» Written instruction
Lines containing "dưới" are to be counted. Report the count alone.

» Dataset entries
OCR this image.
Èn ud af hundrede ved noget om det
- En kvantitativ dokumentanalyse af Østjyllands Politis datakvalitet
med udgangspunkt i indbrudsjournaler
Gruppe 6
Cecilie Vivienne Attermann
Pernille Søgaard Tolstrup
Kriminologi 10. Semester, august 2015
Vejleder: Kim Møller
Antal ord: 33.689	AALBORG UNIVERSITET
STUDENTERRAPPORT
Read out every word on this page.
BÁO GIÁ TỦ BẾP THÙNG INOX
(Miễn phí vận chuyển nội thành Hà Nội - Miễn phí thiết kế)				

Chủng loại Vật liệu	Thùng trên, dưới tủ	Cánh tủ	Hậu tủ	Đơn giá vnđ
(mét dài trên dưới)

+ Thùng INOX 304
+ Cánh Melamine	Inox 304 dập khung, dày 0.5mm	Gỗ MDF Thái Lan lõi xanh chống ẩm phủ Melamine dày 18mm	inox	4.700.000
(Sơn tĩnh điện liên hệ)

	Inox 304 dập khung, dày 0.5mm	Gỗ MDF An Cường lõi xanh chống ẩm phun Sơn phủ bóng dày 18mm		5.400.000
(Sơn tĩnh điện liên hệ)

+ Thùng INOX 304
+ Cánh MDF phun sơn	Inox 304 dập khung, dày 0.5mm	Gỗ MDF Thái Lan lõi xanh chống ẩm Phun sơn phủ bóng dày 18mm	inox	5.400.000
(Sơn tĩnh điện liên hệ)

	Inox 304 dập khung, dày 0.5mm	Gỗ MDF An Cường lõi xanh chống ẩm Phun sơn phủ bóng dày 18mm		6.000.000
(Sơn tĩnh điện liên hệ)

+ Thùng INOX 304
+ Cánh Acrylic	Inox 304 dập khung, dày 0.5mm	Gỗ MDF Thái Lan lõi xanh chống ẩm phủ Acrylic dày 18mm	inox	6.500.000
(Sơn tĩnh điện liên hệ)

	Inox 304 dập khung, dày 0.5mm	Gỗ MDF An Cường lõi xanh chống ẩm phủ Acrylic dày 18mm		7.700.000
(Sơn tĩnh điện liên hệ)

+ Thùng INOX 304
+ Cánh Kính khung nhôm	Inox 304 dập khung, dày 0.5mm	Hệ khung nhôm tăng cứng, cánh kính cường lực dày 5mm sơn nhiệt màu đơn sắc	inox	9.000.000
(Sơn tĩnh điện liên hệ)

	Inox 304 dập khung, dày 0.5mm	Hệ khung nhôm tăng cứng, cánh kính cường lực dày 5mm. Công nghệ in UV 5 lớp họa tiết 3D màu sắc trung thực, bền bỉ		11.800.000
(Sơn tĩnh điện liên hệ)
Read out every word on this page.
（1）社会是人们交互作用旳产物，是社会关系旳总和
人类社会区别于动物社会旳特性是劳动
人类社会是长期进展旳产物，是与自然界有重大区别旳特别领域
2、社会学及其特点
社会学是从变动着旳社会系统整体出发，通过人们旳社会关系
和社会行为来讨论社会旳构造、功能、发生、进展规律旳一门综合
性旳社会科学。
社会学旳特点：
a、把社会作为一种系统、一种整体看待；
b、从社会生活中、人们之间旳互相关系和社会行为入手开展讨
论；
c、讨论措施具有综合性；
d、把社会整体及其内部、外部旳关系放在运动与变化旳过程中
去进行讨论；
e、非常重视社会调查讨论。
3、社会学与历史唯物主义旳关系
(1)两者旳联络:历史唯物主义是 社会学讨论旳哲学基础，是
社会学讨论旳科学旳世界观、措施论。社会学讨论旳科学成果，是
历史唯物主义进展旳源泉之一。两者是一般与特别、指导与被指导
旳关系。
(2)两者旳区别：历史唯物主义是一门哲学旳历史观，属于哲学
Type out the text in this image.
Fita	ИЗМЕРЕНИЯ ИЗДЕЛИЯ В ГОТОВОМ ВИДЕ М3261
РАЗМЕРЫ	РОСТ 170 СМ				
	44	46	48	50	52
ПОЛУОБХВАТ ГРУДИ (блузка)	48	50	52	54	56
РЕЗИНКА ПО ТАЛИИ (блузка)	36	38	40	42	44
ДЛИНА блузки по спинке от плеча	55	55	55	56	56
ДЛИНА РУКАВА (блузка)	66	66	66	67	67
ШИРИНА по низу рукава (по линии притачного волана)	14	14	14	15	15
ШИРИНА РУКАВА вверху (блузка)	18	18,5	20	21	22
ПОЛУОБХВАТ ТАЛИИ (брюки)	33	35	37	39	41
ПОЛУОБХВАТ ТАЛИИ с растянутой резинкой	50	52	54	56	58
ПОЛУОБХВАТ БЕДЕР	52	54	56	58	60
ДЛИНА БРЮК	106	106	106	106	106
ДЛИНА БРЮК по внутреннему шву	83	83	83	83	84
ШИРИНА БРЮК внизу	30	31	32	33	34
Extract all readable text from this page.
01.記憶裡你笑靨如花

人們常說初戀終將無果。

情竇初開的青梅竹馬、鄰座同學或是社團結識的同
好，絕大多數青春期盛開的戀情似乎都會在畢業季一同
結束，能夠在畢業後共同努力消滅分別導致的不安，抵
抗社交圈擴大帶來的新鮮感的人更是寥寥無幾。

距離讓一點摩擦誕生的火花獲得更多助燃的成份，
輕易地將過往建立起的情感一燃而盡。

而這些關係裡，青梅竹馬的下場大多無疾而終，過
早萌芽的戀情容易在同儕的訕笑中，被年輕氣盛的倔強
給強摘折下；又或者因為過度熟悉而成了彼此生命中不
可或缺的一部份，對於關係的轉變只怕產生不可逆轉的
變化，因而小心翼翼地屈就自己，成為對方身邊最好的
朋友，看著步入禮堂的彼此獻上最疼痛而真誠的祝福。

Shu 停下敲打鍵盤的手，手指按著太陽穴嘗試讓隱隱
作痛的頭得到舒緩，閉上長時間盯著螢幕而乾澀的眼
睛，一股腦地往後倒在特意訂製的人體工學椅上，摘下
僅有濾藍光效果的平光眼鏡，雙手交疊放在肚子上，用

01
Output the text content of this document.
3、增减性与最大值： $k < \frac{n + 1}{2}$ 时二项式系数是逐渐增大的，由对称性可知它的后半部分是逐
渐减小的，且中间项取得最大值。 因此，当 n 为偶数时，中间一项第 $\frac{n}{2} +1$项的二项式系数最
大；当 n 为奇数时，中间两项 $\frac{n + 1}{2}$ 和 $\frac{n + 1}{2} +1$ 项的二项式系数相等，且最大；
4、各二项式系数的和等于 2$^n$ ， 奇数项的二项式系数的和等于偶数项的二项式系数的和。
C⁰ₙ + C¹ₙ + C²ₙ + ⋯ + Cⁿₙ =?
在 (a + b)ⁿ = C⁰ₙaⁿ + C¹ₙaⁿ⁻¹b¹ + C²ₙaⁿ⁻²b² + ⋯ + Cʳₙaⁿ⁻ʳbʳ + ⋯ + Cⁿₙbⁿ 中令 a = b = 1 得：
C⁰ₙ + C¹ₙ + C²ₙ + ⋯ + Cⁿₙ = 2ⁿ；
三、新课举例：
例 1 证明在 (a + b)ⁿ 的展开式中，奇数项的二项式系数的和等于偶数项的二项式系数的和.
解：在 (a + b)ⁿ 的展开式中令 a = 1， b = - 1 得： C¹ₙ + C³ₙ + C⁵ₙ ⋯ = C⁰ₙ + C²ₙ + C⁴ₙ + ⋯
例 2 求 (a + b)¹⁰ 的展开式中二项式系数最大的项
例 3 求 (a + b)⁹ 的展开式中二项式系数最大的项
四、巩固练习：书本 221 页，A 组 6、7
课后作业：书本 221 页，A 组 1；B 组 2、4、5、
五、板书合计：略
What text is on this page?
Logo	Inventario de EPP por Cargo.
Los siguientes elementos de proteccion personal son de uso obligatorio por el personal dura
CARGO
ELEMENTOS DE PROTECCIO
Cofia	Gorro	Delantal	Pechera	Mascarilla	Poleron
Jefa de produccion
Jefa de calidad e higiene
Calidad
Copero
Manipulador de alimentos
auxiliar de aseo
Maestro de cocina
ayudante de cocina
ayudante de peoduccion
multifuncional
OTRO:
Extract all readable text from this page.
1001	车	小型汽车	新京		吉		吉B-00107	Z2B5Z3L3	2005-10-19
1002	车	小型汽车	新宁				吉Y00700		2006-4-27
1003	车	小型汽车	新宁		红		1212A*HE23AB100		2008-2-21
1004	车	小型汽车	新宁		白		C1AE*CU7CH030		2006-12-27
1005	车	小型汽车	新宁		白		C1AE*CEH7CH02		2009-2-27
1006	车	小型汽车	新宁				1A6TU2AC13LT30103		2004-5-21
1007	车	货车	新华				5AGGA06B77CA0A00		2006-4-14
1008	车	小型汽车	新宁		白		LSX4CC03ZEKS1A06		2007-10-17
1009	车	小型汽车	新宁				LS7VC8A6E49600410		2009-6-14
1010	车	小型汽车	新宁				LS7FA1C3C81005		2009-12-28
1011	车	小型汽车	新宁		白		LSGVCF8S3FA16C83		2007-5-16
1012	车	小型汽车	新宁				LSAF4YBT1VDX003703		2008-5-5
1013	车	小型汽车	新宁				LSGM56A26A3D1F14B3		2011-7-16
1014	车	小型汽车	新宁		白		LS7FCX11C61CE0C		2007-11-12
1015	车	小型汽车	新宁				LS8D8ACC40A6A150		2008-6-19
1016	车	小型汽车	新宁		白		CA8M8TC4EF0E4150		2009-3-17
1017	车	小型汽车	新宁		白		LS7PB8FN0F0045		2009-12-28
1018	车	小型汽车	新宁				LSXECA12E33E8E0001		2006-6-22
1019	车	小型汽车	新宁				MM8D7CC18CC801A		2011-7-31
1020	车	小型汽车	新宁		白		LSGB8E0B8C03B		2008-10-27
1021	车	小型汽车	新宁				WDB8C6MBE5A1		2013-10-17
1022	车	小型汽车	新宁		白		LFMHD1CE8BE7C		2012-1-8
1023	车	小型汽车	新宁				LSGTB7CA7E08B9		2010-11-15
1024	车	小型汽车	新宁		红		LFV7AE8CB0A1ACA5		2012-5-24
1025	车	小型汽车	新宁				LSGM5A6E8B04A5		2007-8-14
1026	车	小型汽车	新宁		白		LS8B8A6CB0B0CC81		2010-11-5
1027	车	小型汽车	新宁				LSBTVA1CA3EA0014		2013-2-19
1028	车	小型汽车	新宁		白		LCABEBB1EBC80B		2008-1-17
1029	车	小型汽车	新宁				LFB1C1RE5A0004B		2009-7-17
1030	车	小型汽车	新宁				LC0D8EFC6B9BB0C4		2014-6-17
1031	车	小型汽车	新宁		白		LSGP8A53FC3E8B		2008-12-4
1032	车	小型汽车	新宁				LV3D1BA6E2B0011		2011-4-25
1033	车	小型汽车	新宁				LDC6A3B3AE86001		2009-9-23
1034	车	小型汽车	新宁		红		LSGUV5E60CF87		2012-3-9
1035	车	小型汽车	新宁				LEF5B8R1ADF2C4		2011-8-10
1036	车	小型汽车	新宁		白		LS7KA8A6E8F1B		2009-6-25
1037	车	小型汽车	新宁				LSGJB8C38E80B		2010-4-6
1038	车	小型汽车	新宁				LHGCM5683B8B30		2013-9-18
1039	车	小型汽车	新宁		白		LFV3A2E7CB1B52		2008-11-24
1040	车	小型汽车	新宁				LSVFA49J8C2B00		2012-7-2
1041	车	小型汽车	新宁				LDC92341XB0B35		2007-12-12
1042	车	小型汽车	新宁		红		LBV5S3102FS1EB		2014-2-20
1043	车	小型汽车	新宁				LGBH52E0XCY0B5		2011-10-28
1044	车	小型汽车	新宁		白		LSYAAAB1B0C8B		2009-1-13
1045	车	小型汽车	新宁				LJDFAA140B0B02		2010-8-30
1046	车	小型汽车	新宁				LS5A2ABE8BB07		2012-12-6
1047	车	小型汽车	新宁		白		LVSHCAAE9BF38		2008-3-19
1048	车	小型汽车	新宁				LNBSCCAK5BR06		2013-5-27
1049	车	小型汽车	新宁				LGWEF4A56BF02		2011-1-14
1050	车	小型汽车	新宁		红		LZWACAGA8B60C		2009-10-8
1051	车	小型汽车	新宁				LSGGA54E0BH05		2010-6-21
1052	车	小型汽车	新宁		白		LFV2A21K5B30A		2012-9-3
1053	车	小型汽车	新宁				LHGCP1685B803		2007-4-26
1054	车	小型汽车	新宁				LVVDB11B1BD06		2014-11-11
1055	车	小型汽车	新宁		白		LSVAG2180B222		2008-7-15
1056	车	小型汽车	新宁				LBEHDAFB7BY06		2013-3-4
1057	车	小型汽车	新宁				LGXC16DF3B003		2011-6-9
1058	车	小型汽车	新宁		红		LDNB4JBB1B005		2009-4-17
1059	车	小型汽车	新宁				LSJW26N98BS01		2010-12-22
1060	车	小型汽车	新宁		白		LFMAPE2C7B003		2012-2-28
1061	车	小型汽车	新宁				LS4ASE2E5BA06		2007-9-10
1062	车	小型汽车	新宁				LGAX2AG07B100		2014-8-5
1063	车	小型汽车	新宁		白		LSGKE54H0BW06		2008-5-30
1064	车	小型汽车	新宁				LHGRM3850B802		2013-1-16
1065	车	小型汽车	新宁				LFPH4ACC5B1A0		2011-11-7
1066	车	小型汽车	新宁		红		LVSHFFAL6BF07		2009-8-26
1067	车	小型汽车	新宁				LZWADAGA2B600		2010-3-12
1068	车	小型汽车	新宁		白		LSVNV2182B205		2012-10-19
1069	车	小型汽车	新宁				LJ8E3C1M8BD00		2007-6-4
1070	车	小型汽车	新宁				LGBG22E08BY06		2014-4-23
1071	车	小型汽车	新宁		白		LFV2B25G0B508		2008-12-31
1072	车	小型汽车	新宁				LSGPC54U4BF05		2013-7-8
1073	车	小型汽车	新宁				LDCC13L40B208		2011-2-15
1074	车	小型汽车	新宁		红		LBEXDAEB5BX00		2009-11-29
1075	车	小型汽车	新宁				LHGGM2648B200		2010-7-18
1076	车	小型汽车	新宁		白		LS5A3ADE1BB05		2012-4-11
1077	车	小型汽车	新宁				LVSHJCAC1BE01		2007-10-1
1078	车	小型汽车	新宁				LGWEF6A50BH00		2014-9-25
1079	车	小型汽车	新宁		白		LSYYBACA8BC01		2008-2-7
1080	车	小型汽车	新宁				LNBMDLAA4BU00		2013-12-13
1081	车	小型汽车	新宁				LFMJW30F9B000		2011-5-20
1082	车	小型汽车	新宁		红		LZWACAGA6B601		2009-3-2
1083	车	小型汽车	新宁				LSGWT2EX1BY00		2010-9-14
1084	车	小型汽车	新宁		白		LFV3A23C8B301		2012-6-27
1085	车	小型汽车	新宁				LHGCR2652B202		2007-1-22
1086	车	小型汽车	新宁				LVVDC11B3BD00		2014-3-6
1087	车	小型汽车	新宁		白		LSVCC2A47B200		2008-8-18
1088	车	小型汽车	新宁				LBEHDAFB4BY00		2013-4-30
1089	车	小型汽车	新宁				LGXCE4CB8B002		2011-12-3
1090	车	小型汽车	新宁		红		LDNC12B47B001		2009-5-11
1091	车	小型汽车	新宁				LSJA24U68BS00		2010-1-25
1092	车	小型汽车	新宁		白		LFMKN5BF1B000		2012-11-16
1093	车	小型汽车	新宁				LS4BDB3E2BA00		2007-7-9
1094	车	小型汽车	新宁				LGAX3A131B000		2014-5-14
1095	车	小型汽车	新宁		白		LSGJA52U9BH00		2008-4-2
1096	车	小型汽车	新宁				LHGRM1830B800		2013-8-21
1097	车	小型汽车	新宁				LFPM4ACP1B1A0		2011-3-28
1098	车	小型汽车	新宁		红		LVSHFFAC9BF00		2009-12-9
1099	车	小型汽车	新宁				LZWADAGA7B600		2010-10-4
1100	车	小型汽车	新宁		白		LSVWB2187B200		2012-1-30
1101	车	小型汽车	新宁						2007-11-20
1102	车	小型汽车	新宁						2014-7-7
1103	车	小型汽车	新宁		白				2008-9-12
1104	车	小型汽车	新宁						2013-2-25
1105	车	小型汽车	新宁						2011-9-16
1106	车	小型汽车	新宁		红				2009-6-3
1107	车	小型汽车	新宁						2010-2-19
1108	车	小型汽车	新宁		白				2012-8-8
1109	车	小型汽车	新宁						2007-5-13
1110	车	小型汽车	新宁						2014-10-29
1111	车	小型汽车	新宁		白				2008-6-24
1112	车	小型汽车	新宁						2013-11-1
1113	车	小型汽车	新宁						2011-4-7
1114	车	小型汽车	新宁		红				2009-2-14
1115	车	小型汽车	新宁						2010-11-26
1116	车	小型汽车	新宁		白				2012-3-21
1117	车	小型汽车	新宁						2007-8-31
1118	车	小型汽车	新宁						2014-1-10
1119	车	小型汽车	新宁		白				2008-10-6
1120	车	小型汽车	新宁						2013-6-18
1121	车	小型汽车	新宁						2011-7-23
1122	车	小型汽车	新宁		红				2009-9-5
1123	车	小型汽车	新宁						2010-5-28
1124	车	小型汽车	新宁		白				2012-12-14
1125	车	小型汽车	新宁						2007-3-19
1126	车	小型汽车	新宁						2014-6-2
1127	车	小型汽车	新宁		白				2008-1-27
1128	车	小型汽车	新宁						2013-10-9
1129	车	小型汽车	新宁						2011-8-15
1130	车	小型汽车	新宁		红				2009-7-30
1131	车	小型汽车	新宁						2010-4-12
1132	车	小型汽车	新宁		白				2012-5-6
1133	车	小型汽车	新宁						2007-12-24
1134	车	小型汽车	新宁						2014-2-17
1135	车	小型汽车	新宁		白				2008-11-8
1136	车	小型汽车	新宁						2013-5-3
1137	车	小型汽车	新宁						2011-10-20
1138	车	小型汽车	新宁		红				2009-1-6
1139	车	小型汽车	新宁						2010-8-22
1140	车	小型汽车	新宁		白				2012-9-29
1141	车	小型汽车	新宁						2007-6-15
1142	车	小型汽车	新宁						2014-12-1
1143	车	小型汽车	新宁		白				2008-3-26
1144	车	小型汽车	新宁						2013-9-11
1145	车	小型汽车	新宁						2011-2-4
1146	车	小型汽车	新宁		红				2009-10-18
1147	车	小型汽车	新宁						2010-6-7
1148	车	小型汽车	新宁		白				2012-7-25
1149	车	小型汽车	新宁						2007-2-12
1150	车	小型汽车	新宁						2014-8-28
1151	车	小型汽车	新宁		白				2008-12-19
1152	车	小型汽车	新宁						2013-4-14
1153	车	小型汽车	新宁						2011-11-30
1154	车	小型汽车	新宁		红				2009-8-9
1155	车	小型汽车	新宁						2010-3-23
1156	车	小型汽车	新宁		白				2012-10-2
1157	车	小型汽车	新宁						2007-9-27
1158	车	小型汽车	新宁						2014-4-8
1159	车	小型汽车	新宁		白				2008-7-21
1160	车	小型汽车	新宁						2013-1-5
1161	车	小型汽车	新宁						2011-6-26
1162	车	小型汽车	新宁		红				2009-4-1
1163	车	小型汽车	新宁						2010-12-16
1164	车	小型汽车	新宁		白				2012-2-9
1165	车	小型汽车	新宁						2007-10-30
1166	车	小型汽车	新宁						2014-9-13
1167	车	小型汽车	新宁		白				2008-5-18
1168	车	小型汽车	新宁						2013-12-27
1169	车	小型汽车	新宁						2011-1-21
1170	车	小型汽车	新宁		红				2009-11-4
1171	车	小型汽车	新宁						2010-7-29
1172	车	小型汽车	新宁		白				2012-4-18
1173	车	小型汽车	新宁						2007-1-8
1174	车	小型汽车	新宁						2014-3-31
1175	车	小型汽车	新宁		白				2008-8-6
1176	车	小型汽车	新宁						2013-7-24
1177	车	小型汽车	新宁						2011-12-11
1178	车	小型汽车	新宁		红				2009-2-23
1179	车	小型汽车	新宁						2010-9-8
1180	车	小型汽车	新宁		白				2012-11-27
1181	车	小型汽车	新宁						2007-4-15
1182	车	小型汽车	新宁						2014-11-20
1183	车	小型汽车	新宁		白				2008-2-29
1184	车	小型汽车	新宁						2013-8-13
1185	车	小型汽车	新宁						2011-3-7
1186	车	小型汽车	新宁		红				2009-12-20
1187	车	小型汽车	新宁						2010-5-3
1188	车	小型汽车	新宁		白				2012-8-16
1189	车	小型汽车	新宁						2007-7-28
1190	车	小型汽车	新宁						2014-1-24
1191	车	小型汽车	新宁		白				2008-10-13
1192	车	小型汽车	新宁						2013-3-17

» Completed exercise
2